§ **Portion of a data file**
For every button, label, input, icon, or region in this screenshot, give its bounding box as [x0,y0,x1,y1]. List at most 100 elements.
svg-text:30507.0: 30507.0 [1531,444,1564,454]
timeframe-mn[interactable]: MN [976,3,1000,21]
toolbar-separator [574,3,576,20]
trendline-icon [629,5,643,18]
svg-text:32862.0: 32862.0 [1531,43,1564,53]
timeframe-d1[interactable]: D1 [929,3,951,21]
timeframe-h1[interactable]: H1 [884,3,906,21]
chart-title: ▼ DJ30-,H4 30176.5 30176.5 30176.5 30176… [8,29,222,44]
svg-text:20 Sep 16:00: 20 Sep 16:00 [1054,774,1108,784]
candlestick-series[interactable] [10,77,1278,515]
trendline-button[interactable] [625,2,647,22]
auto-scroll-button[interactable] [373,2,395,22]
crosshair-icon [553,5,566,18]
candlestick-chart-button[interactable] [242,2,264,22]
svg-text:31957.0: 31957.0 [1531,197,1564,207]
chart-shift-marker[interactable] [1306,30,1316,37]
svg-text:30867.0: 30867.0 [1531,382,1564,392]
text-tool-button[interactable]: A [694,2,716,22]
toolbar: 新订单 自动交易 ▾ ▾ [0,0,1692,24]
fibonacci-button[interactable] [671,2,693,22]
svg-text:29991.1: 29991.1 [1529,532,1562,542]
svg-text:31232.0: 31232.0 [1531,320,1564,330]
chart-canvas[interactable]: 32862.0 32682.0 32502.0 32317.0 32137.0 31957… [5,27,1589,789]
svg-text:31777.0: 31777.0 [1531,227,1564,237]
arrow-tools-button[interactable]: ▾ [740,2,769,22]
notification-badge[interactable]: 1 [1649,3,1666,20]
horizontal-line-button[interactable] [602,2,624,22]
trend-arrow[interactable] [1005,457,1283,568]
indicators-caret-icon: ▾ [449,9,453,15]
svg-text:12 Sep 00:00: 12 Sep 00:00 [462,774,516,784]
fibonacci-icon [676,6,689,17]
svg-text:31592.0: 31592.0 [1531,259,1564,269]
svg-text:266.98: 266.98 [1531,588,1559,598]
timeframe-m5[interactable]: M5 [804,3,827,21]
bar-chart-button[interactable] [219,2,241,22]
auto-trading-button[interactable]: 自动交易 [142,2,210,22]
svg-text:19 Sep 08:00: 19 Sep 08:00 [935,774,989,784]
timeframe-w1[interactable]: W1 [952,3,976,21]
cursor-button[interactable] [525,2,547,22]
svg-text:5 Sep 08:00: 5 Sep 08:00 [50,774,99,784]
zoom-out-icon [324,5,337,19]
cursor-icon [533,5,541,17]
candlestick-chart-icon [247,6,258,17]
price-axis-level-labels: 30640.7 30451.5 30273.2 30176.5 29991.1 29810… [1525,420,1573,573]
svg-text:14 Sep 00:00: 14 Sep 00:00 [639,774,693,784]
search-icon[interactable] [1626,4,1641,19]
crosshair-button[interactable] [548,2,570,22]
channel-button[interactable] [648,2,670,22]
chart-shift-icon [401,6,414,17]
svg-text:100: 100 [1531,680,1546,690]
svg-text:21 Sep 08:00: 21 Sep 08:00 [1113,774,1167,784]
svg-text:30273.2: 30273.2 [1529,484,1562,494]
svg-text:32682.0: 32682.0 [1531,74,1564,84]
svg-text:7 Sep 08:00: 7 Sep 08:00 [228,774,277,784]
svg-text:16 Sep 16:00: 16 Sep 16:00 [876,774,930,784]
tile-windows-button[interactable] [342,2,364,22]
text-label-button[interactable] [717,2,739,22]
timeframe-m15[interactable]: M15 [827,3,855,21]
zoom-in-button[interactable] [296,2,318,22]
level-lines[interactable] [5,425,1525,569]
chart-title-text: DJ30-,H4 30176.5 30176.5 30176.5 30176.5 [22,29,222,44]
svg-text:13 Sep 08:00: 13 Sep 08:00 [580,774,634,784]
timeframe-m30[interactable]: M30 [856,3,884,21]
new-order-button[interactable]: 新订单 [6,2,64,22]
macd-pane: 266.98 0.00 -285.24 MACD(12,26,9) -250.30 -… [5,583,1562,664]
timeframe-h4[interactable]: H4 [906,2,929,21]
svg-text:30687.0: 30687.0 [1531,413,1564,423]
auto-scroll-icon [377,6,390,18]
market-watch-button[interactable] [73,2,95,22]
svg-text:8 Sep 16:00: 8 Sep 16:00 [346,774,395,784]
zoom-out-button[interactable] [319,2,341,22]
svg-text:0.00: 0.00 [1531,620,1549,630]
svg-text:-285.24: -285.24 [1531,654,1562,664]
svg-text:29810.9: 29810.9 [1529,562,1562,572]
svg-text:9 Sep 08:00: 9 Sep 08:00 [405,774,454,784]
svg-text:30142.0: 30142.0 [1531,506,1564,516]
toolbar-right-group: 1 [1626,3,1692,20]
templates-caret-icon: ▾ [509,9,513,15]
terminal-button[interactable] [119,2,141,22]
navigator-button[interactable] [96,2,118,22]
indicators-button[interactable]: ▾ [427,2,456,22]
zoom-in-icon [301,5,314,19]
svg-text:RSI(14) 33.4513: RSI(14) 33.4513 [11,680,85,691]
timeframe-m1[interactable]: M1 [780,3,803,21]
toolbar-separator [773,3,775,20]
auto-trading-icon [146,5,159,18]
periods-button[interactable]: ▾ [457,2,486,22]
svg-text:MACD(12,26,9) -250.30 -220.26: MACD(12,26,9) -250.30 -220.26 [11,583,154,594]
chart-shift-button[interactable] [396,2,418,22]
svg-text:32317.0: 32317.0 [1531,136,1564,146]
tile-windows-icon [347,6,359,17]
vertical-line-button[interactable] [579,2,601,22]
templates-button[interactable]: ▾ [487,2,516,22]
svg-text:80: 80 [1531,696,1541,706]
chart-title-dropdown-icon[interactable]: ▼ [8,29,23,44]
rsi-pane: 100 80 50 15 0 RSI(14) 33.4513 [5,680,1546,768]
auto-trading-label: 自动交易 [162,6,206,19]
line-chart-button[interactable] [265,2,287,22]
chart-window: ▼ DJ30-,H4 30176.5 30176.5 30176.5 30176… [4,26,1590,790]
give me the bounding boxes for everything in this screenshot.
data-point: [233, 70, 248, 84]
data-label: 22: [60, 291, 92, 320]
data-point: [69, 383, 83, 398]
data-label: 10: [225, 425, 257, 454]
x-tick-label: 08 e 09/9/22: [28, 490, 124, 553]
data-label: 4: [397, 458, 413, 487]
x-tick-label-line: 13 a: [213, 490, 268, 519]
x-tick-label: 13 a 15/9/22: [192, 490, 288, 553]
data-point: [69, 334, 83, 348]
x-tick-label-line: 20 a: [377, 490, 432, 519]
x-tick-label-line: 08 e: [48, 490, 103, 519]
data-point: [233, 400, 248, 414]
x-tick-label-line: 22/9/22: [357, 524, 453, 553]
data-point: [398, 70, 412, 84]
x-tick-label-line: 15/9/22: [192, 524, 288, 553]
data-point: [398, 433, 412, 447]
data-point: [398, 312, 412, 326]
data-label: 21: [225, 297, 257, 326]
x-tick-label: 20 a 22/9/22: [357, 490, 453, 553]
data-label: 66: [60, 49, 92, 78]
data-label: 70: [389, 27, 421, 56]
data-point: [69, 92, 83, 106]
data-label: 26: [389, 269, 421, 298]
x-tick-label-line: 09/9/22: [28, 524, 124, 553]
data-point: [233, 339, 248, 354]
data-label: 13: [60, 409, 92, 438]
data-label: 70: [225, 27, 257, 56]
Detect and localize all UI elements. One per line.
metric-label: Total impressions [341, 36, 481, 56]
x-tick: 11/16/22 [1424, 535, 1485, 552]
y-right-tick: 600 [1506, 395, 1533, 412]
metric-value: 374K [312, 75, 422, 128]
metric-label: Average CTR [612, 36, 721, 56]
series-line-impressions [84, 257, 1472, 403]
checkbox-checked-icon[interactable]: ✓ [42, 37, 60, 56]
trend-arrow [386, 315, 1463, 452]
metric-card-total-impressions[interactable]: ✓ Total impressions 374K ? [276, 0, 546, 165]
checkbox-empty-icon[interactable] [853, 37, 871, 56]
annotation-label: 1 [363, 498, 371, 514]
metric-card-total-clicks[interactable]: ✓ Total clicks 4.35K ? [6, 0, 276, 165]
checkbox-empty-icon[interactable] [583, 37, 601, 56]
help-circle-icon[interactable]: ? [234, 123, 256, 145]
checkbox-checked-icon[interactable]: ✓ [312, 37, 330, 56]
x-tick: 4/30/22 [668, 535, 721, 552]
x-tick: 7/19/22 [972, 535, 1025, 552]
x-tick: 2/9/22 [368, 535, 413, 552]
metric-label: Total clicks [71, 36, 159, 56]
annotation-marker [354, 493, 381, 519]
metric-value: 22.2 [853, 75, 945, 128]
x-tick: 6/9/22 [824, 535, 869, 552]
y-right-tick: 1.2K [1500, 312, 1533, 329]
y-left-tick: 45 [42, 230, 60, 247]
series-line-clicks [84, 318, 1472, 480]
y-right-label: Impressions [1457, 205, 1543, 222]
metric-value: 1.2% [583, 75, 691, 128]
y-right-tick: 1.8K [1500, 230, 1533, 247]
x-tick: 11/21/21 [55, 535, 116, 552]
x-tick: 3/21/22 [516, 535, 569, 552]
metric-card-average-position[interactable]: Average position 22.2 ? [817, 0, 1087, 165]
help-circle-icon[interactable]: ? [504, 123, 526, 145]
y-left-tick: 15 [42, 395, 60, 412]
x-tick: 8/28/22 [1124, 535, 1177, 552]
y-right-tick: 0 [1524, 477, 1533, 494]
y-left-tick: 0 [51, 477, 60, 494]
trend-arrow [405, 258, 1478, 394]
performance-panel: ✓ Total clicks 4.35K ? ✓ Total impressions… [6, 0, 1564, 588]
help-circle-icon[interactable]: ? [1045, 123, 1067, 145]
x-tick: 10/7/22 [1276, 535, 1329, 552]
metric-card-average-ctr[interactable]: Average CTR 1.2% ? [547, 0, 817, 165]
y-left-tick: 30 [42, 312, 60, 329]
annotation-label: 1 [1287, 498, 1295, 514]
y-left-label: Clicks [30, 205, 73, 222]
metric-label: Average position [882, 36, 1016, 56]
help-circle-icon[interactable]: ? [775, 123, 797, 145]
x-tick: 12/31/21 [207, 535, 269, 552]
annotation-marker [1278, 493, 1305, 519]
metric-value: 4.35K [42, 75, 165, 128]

§ **EXERCISE**
Reproduce the material verbatim, from its first line through the line containing "timeframe-h1[interactable]: H1 [884,3,906,21]", including both ends.

§ **SOLUTION TO THE EXERCISE**
For every button, label, input, icon, or region in this screenshot, give its bounding box as [x0,y0,x1,y1]. List at most 100 elements.
svg-text:30507.0: 30507.0 [1531,444,1564,454]
timeframe-mn[interactable]: MN [976,3,1000,21]
toolbar-separator [574,3,576,20]
trendline-icon [629,5,643,18]
svg-text:32862.0: 32862.0 [1531,43,1564,53]
timeframe-d1[interactable]: D1 [929,3,951,21]
timeframe-h1[interactable]: H1 [884,3,906,21]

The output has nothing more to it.